**What to do**
Copy out the material word for word, starting at its first line and ending with the line that contains "1026, 711, 1044]".

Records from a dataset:
________________________________________

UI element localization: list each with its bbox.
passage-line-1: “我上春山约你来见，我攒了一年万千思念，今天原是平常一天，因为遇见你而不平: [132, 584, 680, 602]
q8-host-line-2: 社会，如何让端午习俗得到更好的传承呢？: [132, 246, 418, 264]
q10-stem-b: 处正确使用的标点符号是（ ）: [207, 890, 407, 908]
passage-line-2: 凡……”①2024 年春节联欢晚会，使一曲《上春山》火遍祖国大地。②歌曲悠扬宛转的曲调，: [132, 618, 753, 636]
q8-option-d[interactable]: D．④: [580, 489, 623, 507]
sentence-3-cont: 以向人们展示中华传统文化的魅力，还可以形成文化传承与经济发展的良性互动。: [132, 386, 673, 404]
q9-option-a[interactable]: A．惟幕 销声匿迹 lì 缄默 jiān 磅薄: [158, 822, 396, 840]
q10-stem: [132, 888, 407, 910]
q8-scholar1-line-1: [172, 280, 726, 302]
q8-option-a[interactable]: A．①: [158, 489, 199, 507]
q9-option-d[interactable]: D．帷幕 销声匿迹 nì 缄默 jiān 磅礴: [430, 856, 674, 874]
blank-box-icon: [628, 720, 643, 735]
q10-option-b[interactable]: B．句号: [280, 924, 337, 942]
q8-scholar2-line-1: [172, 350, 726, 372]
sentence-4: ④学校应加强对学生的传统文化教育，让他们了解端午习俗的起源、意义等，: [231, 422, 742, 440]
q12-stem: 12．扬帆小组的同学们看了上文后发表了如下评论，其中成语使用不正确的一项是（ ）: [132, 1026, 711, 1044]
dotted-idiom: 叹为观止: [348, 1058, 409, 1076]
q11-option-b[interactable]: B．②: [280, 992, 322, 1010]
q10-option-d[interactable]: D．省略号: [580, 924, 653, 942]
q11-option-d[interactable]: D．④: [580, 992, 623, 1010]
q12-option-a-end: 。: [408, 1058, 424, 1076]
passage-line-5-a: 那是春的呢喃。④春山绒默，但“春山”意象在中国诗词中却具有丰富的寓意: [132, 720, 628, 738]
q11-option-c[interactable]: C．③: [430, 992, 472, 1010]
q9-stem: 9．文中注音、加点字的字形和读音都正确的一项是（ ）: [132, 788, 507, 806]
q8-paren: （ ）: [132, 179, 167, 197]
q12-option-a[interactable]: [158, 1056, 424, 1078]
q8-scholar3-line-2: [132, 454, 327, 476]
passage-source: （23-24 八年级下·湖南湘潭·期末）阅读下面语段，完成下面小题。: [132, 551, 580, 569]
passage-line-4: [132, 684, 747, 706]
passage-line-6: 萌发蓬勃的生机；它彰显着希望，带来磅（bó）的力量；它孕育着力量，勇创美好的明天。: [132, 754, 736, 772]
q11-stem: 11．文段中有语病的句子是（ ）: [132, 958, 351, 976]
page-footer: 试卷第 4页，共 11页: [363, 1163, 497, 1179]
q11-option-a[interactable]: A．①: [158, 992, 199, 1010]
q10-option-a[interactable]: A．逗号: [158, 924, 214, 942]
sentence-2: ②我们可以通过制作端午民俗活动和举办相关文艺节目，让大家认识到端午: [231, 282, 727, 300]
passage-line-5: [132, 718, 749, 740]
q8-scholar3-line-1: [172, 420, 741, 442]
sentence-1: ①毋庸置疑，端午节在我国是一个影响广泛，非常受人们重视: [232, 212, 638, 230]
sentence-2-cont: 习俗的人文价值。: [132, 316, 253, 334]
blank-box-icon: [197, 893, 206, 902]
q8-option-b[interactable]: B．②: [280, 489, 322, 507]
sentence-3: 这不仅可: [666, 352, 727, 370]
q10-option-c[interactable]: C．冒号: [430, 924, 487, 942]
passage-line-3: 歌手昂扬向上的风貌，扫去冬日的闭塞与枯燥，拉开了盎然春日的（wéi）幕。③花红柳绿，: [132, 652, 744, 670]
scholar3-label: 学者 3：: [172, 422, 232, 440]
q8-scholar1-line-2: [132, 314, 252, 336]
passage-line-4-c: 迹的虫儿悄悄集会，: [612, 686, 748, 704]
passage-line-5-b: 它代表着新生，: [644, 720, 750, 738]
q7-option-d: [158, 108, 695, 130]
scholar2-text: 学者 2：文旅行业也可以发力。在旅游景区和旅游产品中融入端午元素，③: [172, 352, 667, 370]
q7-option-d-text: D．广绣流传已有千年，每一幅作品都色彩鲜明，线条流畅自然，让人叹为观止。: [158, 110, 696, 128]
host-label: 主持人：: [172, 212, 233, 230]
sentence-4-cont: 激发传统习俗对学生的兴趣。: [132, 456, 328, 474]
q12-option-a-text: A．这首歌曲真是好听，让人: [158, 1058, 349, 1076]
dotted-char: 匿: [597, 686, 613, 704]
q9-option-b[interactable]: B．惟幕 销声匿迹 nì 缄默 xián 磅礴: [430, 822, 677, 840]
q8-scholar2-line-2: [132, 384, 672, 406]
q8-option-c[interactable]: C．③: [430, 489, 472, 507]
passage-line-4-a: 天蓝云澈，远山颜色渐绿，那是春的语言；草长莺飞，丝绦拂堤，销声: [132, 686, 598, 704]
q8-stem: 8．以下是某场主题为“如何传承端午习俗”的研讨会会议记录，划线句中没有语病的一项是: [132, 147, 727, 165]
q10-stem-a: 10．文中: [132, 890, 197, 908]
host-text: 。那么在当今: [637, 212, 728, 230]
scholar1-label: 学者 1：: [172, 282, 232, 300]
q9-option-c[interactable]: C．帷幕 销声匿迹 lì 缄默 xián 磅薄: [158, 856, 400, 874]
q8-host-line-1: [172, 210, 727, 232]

________________________________________

**Result below**
UI element localization: list each with its bbox.
passage-line-1: “我上春山约你来见，我攒了一年万千思念，今天原是平常一天，因为遇见你而不平: [132, 584, 680, 602]
q8-host-line-2: 社会，如何让端午习俗得到更好的传承呢？: [132, 246, 418, 264]
q10-stem-b: 处正确使用的标点符号是（ ）: [207, 890, 407, 908]
passage-line-2: 凡……”①2024 年春节联欢晚会，使一曲《上春山》火遍祖国大地。②歌曲悠扬宛转的曲调，: [132, 618, 753, 636]
q8-option-d[interactable]: D．④: [580, 489, 623, 507]
sentence-3-cont: 以向人们展示中华传统文化的魅力，还可以形成文化传承与经济发展的良性互动。: [132, 386, 673, 404]
q9-option-a[interactable]: A．惟幕 销声匿迹 lì 缄默 jiān 磅薄: [158, 822, 396, 840]
q10-stem: [132, 888, 407, 910]
q8-scholar1-line-1: [172, 280, 726, 302]
q8-option-a[interactable]: A．①: [158, 489, 199, 507]
q9-option-d[interactable]: D．帷幕 销声匿迹 nì 缄默 jiān 磅礴: [430, 856, 674, 874]
blank-box-icon: [628, 720, 643, 735]
q10-option-b[interactable]: B．句号: [280, 924, 337, 942]
q8-scholar2-line-1: [172, 350, 726, 372]
sentence-4: ④学校应加强对学生的传统文化教育，让他们了解端午习俗的起源、意义等，: [231, 422, 742, 440]
q12-stem: 12．扬帆小组的同学们看了上文后发表了如下评论，其中成语使用不正确的一项是（ ）: [132, 1026, 711, 1044]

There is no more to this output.